## Data for this exercise
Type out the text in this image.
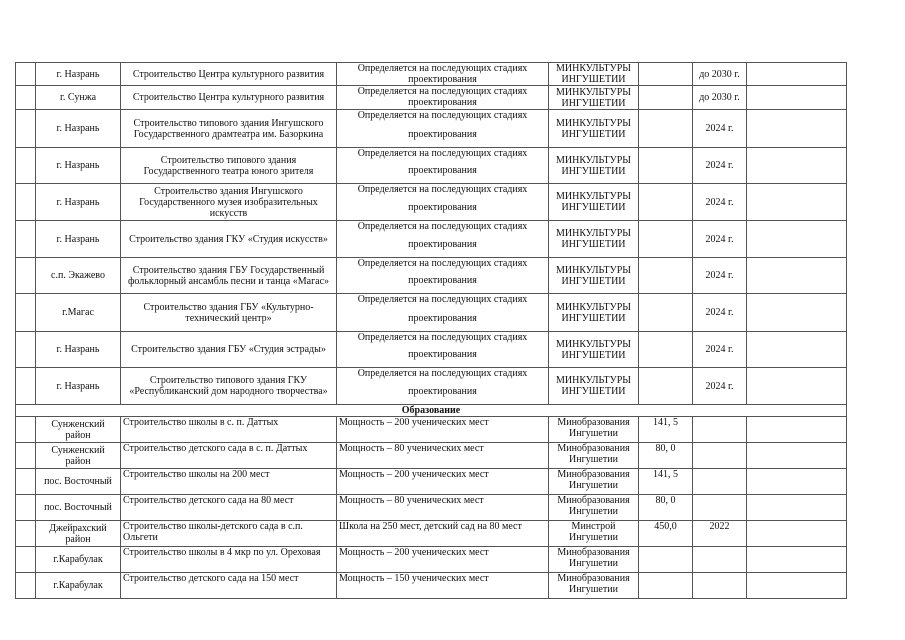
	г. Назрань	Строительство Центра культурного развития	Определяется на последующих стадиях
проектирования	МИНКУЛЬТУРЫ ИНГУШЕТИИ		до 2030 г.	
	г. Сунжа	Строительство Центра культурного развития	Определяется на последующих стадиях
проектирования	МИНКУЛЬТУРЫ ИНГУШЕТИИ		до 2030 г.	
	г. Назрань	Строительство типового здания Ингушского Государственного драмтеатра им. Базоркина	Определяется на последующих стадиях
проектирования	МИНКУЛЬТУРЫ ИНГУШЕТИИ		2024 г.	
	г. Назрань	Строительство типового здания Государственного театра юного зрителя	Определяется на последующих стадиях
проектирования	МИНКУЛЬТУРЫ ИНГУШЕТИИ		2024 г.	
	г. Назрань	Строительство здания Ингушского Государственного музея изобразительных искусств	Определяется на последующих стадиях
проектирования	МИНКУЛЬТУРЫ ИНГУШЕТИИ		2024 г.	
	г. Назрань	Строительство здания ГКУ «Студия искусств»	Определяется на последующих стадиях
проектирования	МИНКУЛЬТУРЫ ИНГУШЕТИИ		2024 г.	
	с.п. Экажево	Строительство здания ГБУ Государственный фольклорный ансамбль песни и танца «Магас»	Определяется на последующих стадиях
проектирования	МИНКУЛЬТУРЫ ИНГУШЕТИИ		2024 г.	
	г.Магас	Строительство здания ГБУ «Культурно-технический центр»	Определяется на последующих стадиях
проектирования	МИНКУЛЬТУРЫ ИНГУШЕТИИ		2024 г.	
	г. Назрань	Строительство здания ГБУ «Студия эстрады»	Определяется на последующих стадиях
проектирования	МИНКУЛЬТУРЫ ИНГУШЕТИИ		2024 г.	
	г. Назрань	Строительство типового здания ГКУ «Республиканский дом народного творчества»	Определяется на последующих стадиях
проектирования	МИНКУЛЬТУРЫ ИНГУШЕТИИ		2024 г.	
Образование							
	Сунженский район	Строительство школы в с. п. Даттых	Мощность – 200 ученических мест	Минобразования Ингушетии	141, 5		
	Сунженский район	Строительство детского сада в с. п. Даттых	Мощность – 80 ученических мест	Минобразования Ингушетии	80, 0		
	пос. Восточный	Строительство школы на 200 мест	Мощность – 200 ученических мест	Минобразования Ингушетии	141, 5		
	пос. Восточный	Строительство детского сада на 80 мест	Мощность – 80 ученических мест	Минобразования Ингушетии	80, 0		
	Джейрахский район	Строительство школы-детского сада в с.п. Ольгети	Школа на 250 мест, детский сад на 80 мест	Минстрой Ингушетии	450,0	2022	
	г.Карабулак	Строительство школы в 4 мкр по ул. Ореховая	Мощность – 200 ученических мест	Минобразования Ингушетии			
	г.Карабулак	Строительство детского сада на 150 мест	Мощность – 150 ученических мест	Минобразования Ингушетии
--
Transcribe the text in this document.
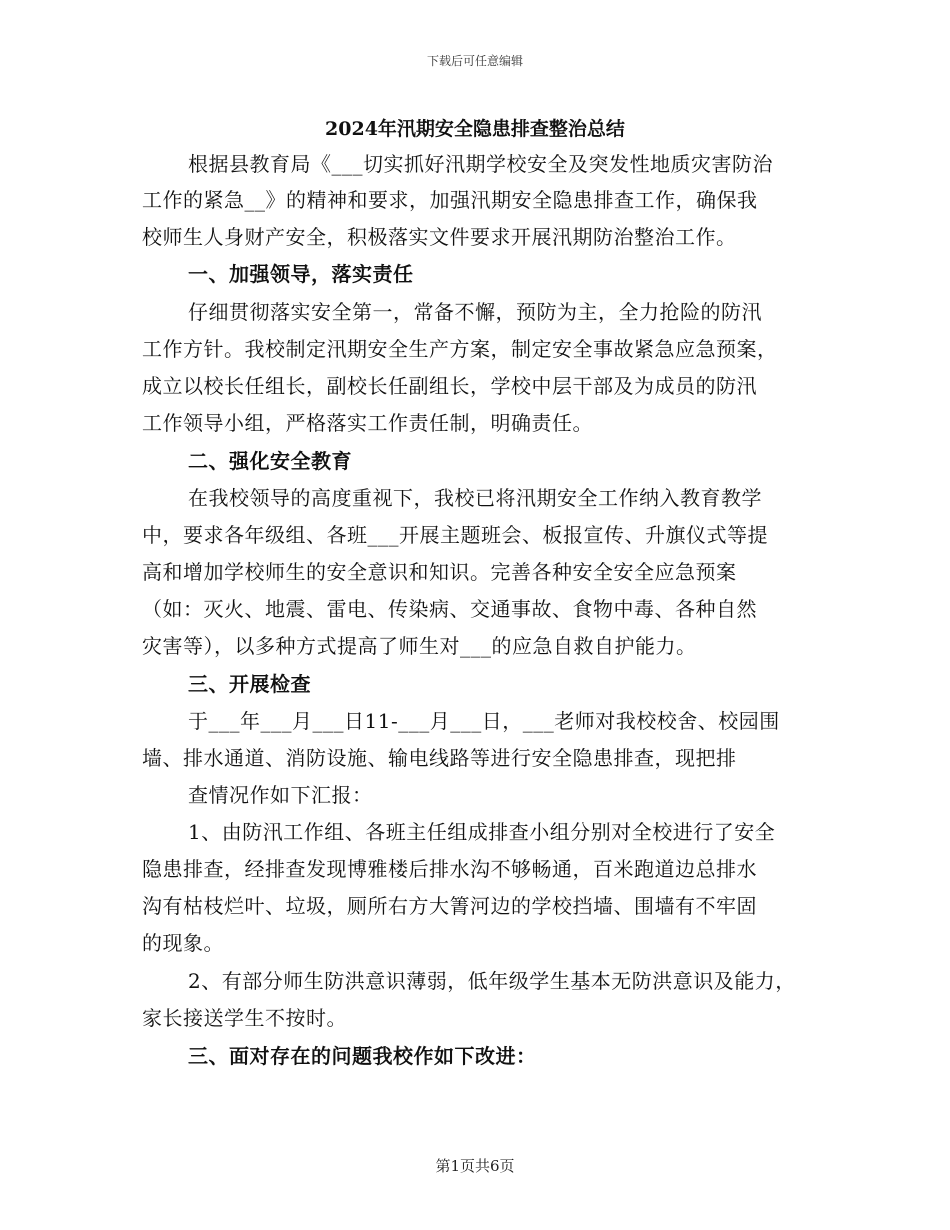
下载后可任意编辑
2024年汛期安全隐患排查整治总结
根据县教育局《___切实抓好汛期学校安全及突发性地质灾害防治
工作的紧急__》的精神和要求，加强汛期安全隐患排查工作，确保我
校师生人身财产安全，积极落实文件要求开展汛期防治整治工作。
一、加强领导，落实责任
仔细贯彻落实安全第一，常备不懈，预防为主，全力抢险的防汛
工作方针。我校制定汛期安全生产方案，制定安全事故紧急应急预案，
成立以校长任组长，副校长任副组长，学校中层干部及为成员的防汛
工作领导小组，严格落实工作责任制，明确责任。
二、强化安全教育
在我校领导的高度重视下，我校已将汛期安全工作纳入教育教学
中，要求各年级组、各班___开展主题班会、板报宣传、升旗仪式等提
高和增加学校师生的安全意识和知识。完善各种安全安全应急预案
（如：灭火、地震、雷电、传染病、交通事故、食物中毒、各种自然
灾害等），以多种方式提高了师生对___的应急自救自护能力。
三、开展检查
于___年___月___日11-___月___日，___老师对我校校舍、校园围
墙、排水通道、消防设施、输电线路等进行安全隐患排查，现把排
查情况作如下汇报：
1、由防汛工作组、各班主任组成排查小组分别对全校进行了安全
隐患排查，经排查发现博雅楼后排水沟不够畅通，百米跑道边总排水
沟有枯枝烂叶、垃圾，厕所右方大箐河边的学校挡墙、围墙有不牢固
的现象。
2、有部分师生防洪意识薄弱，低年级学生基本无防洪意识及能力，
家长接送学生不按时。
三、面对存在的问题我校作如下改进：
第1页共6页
...
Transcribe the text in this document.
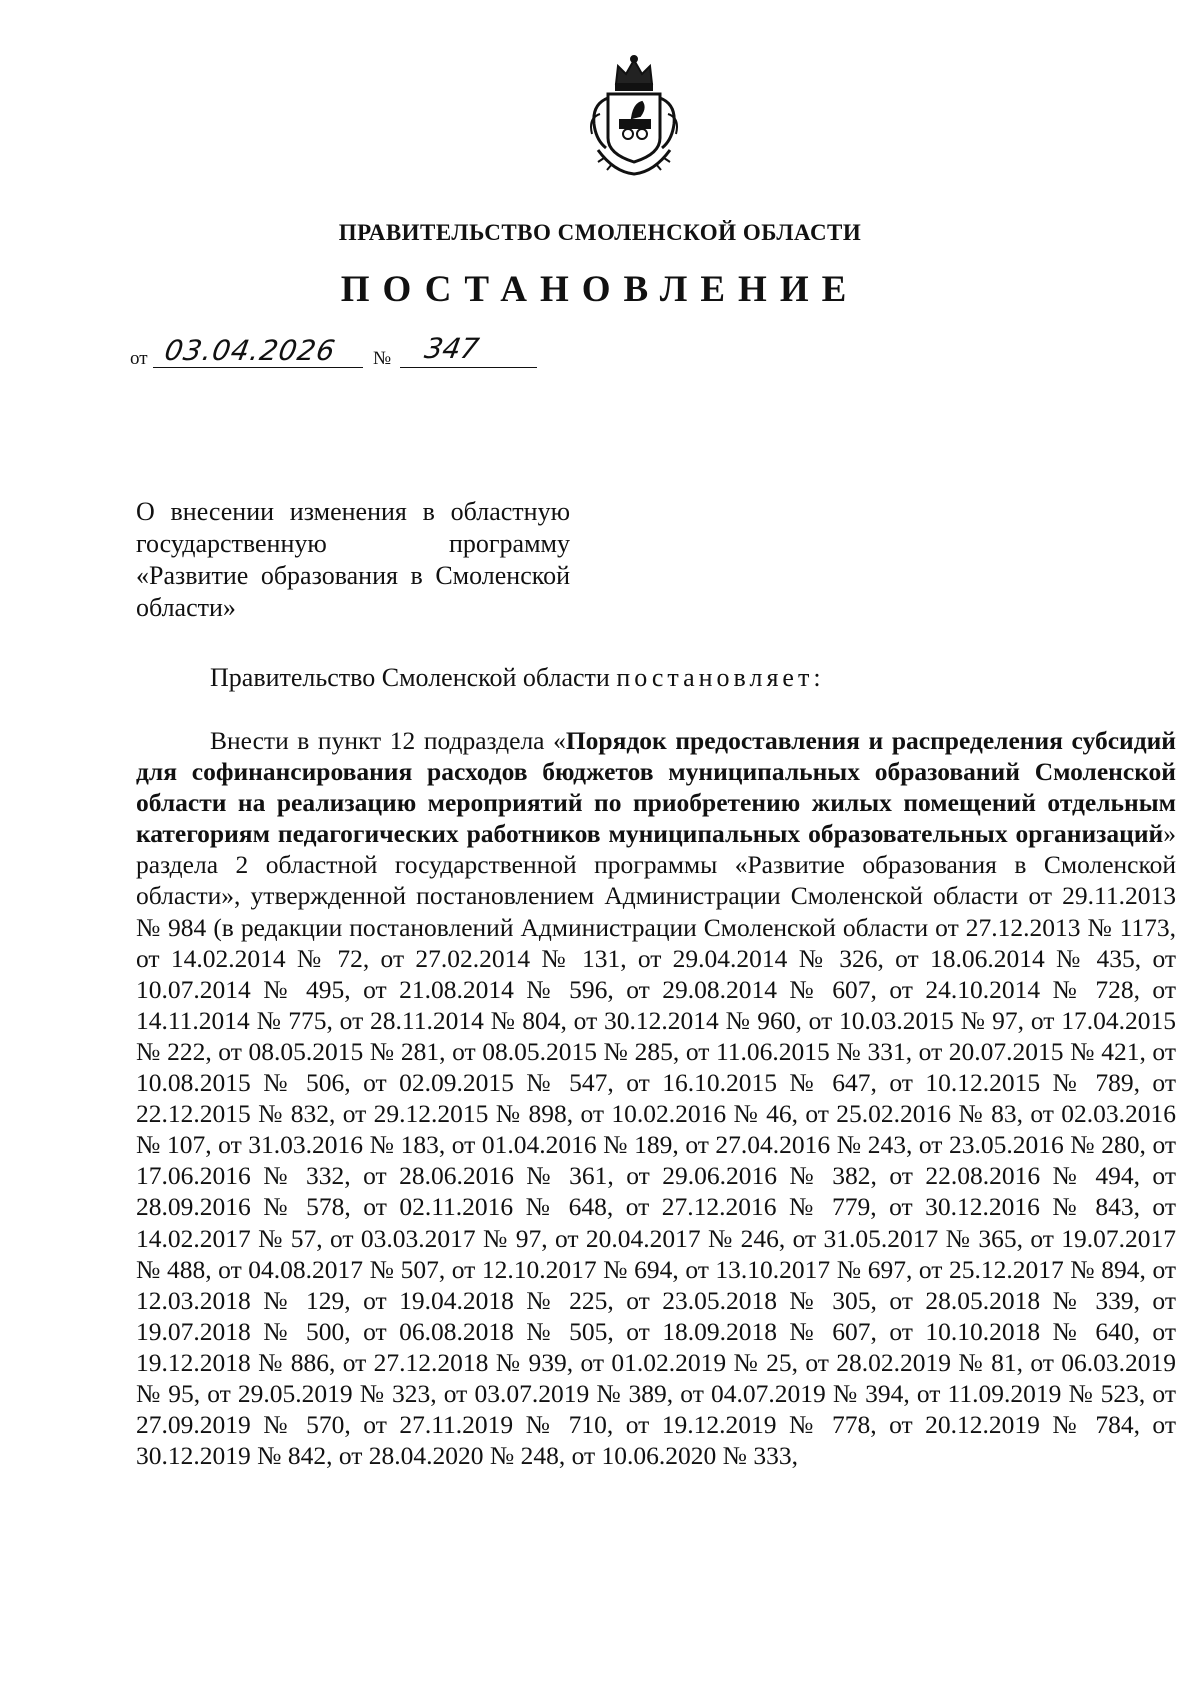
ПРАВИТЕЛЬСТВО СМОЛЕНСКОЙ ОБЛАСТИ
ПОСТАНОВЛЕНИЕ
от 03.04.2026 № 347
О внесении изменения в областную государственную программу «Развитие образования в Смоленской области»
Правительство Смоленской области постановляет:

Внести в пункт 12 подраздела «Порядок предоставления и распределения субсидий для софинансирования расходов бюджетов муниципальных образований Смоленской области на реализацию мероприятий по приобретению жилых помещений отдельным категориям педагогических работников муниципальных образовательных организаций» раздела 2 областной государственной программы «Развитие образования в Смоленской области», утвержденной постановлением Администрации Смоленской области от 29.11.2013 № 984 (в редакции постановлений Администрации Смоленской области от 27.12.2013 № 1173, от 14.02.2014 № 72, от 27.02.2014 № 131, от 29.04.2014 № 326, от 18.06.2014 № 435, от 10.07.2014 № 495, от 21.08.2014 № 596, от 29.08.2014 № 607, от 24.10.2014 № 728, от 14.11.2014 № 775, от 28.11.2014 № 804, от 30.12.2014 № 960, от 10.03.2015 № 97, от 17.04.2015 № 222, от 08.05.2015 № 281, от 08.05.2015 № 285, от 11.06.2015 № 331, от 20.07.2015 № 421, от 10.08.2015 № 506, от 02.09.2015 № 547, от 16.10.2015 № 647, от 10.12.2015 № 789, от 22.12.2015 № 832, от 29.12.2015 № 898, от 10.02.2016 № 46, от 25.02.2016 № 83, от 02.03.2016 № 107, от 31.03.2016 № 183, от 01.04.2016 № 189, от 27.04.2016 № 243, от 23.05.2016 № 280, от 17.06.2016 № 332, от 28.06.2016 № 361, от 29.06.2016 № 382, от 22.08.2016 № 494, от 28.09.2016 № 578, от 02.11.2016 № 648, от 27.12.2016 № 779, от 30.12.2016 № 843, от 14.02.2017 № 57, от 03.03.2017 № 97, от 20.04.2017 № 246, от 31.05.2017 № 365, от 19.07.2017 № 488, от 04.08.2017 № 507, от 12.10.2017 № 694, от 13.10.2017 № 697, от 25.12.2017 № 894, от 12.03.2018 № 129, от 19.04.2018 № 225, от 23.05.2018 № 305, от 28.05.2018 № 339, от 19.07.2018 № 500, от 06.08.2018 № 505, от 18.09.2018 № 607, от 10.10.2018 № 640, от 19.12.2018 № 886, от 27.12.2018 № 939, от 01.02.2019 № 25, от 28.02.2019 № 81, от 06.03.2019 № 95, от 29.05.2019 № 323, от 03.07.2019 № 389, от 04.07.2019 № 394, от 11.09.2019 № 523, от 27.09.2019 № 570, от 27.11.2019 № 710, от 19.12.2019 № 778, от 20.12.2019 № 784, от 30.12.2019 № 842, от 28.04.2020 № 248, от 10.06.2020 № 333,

## Task directions
Count every line above that holds the string "Магас" and give the total, nothing more.

## Task response
2